**Work to complete**
Give only the number of lines that contain the word "name".

**Data excerpts**
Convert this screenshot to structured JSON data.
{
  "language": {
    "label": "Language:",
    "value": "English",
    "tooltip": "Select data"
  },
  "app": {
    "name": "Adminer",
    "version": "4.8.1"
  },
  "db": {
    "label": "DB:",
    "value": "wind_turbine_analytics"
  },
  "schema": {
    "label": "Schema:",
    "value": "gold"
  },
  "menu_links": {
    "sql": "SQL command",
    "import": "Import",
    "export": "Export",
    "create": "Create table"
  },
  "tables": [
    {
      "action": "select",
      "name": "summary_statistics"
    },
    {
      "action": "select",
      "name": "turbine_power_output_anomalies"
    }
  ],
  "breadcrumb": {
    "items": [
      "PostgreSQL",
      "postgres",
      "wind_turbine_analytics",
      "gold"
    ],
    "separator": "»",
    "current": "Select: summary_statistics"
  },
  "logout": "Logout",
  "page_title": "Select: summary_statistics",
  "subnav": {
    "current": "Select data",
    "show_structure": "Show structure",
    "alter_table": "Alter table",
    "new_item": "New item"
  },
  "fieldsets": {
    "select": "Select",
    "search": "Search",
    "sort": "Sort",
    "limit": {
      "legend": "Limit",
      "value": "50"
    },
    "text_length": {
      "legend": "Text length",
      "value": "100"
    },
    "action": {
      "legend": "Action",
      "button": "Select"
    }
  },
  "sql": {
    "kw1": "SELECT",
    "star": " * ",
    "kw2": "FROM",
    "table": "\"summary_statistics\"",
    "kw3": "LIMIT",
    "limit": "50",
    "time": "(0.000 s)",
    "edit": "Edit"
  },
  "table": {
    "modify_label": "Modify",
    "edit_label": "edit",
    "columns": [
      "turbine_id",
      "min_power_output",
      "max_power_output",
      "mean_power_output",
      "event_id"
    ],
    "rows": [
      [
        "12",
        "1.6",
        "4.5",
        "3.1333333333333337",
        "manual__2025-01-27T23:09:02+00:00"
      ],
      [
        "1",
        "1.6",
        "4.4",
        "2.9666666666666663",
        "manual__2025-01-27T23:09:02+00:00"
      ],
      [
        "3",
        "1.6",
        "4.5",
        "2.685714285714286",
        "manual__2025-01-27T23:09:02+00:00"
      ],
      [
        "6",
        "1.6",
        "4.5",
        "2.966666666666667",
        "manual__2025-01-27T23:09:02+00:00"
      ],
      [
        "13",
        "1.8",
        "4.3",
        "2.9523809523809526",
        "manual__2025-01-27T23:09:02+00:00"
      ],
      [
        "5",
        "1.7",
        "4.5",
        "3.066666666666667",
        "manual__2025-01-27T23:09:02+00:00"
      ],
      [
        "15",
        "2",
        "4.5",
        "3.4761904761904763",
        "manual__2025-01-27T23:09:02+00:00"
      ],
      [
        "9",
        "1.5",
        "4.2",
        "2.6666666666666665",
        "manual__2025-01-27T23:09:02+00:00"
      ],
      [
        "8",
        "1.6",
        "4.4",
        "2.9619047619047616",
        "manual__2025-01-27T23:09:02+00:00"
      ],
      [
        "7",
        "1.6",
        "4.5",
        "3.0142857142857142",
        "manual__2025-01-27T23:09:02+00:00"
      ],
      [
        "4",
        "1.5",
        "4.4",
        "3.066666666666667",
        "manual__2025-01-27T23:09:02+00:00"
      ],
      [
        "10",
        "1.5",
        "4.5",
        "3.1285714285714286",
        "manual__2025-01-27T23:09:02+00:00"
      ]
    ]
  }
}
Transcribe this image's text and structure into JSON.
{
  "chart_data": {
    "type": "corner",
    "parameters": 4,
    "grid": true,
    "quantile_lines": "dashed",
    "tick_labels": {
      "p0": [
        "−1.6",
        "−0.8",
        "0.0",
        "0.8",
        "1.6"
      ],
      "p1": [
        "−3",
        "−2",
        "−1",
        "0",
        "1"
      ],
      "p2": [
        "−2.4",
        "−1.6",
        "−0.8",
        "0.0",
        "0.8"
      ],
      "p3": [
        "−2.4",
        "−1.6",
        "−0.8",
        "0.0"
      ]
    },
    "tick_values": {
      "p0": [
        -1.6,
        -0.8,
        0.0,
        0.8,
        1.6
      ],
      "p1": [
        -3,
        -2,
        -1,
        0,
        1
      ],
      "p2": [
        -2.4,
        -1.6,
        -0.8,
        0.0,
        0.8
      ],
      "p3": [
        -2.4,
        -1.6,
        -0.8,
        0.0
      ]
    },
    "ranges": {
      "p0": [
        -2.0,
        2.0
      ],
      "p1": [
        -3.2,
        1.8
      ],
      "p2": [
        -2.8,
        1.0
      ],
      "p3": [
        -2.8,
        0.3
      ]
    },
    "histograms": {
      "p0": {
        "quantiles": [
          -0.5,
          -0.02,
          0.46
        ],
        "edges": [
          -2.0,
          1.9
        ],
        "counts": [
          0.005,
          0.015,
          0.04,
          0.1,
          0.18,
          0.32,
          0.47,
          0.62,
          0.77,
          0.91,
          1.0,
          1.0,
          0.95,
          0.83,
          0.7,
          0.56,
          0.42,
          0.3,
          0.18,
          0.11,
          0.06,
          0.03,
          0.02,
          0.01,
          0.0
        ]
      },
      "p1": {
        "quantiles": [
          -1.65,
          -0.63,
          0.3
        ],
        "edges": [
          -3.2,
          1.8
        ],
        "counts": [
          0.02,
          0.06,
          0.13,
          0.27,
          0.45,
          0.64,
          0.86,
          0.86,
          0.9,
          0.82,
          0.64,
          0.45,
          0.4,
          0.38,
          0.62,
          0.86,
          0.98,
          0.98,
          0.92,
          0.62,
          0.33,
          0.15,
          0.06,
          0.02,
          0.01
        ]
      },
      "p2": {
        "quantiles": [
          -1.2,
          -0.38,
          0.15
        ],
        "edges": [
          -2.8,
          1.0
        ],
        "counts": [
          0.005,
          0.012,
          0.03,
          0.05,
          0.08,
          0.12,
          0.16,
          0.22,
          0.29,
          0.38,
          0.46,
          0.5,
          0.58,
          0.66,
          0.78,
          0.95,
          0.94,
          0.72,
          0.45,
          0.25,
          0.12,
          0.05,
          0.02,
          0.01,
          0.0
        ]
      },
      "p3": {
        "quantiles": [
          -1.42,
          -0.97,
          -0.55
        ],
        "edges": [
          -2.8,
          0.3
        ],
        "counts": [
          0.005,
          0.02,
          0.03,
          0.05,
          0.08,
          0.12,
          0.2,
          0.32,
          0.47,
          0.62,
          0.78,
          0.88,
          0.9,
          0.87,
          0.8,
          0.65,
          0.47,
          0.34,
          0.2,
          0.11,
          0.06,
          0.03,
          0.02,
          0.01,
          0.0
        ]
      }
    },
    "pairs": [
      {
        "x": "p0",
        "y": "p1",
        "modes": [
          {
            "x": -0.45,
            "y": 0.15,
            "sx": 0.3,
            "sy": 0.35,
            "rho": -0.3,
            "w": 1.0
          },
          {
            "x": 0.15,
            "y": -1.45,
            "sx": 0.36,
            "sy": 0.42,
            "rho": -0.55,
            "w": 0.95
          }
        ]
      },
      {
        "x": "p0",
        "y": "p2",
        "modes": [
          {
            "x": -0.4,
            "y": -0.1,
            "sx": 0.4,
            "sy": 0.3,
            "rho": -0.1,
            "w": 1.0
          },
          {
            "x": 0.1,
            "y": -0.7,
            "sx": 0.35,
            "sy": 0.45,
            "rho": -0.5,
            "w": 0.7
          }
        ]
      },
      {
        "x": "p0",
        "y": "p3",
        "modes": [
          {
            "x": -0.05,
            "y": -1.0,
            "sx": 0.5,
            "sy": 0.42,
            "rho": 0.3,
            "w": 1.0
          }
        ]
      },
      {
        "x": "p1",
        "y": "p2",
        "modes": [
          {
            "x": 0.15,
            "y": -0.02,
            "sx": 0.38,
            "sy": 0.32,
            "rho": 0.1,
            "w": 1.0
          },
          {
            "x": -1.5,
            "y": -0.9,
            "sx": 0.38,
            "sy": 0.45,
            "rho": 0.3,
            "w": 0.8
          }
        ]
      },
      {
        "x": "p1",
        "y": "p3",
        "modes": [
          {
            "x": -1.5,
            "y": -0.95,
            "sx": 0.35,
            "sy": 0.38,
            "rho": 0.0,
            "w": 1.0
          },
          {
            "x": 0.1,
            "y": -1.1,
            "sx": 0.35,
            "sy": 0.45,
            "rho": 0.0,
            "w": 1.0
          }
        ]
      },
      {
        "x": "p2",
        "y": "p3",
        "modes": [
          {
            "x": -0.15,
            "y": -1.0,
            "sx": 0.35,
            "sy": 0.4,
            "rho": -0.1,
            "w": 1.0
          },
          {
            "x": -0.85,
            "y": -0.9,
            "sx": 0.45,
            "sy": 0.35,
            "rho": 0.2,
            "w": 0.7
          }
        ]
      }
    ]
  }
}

**Correct result**
3